WRITTEN EXERCISE: Every record here needs to be written out again exactly.

GIVEN RECORDS:
◇ ◇ ◇

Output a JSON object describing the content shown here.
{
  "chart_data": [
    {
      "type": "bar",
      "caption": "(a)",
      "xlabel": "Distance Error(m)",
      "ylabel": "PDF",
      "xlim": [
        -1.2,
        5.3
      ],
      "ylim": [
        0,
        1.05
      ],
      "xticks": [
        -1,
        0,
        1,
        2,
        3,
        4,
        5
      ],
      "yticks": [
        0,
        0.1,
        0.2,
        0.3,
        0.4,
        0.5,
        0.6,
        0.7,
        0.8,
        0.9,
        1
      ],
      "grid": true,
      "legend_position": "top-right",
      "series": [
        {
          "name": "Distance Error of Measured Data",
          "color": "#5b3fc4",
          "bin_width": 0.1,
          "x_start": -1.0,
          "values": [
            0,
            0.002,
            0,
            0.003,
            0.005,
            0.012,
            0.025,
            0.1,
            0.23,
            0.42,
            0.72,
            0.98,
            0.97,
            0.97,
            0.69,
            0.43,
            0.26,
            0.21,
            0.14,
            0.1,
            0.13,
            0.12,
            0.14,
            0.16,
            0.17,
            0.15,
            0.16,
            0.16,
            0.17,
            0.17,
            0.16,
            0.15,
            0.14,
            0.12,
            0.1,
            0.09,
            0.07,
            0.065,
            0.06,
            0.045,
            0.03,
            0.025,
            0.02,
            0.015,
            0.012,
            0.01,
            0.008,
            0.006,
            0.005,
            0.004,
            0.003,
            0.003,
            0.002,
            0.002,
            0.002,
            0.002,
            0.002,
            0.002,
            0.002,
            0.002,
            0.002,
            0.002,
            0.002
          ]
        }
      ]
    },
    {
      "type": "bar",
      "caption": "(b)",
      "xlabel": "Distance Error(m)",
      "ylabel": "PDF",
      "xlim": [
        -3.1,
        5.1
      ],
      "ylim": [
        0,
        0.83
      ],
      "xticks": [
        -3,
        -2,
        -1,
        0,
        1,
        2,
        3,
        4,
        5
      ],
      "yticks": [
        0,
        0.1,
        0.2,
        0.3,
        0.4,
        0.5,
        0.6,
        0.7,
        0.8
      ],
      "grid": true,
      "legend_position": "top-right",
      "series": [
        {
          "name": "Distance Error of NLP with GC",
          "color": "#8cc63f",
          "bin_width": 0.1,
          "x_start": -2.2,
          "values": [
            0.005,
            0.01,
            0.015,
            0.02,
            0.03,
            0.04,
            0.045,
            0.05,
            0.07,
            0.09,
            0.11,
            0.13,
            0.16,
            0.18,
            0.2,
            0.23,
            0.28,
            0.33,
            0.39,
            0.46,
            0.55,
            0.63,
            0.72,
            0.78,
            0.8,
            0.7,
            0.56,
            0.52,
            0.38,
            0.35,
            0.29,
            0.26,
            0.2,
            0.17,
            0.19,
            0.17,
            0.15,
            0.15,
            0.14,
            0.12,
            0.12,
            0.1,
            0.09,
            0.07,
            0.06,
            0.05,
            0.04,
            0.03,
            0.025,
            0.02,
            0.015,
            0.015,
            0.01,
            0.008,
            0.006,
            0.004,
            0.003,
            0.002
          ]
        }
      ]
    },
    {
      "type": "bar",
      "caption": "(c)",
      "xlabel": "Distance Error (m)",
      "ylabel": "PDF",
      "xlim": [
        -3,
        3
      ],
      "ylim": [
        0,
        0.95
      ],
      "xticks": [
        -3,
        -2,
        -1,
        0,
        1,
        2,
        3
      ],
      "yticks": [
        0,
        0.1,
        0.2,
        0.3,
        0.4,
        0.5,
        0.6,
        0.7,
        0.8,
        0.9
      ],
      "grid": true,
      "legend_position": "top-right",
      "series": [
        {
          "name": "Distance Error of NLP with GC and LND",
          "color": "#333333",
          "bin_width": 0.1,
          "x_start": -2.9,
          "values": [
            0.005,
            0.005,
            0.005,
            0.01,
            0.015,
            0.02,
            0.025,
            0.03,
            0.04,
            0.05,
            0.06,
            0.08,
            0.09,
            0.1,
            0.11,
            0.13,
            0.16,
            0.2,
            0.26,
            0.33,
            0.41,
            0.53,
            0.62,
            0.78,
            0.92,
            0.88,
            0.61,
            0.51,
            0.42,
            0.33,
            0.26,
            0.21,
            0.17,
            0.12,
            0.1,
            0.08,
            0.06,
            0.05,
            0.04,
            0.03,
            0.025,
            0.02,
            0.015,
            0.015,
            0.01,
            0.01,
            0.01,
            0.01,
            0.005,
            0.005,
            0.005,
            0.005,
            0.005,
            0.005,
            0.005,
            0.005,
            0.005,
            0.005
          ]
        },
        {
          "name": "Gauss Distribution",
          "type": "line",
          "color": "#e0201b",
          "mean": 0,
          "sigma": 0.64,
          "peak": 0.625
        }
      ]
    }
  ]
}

◇ ◇ ◇

THE ANSWER:
Output a JSON object describing the content shown here.
{
  "chart_data": [
    {
      "type": "bar",
      "caption": "(a)",
      "xlabel": "Distance Error(m)",
      "ylabel": "PDF",
      "xlim": [
        -1.2,
        5.3
      ],
      "ylim": [
        0,
        1.05
      ],
      "xticks": [
        -1,
        0,
        1,
        2,
        3,
        4,
        5
      ],
      "yticks": [
        0,
        0.1,
        0.2,
        0.3,
        0.4,
        0.5,
        0.6,
        0.7,
        0.8,
        0.9,
        1
      ],
      "grid": true,
      "legend_position": "top-right",
      "series": [
        {
          "name": "Distance Error of Measured Data",
          "color": "#5b3fc4",
          "bin_width": 0.1,
          "x_start": -1.0,
          "values": [
            0,
            0.002,
            0,
            0.003,
            0.005,
            0.012,
            0.025,
            0.1,
            0.23,
            0.42,
            0.72,
            0.98,
            0.97,
            0.97,
            0.69,
            0.43,
            0.26,
            0.21,
            0.14,
            0.1,
            0.13,
            0.12,
            0.14,
            0.16,
            0.17,
            0.15,
            0.16,
            0.16,
            0.17,
            0.17,
            0.16,
            0.15,
            0.14,
            0.12,
            0.1,
            0.09,
            0.07,
            0.065,
            0.06,
            0.045,
            0.03,
            0.025,
            0.02,
            0.015,
            0.012,
            0.01,
            0.008,
            0.006,
            0.005,
            0.004,
            0.003,
            0.003,
            0.002,
            0.002,
            0.002,
            0.002,
            0.002,
            0.002,
            0.002,
            0.002,
            0.002,
            0.002,
            0.002
          ]
        }
      ]
    },
    {
      "type": "bar",
      "caption": "(b)",
      "xlabel": "Distance Error(m)",
      "ylabel": "PDF",
      "xlim": [
        -3.1,
        5.1
      ],
      "ylim": [
        0,
        0.83
      ],
      "xticks": [
        -3,
        -2,
        -1,
        0,
        1,
        2,
        3,
        4,
        5
      ],
      "yticks": [
        0,
        0.1,
        0.2,
        0.3,
        0.4,
        0.5,
        0.6,
        0.7,
        0.8
      ],
      "grid": true,
      "legend_position": "top-right",
      "series": [
        {
          "name": "Distance Error of NLP with GC",
          "color": "#8cc63f",
          "bin_width": 0.1,
          "x_start": -2.2,
          "values": [
            0.005,
            0.01,
            0.015,
            0.02,
            0.03,
            0.04,
            0.045,
            0.05,
            0.07,
            0.09,
            0.11,
            0.13,
            0.16,
            0.18,
            0.2,
            0.23,
            0.28,
            0.33,
            0.39,
            0.46,
            0.55,
            0.63,
            0.72,
            0.78,
            0.8,
            0.7,
            0.56,
            0.52,
            0.38,
            0.35,
            0.29,
            0.26,
            0.2,
            0.17,
            0.19,
            0.17,
            0.15,
            0.15,
            0.14,
            0.12,
            0.12,
            0.1,
            0.09,
            0.07,
            0.06,
            0.05,
            0.04,
            0.03,
            0.025,
            0.02,
            0.015,
            0.015,
            0.01,
            0.008,
            0.006,
            0.004,
            0.003,
            0.002
          ]
        }
      ]
    },
    {
      "type": "bar",
      "caption": "(c)",
      "xlabel": "Distance Error (m)",
      "ylabel": "PDF",
      "xlim": [
        -3,
        3
      ],
      "ylim": [
        0,
        0.95
      ],
      "xticks": [
        -3,
        -2,
        -1,
        0,
        1,
        2,
        3
      ],
      "yticks": [
        0,
        0.1,
        0.2,
        0.3,
        0.4,
        0.5,
        0.6,
        0.7,
        0.8,
        0.9
      ],
      "grid": true,
      "legend_position": "top-right",
      "series": [
        {
          "name": "Distance Error of NLP with GC and LND",
          "color": "#333333",
          "bin_width": 0.1,
          "x_start": -2.9,
          "values": [
            0.005,
            0.005,
            0.005,
            0.01,
            0.015,
            0.02,
            0.025,
            0.03,
            0.04,
            0.05,
            0.06,
            0.08,
            0.09,
            0.1,
            0.11,
            0.13,
            0.16,
            0.2,
            0.26,
            0.33,
            0.41,
            0.53,
            0.62,
            0.78,
            0.92,
            0.88,
            0.61,
            0.51,
            0.42,
            0.33,
            0.26,
            0.21,
            0.17,
            0.12,
            0.1,
            0.08,
            0.06,
            0.05,
            0.04,
            0.03,
            0.025,
            0.02,
            0.015,
            0.015,
            0.01,
            0.01,
            0.01,
            0.01,
            0.005,
            0.005,
            0.005,
            0.005,
            0.005,
            0.005,
            0.005,
            0.005,
            0.005,
            0.005
          ]
        },
        {
          "name": "Gauss Distribution",
          "type": "line",
          "color": "#e0201b",
          "mean": 0,
          "sigma": 0.64,
          "peak": 0.625
        }
      ]
    }
  ]
}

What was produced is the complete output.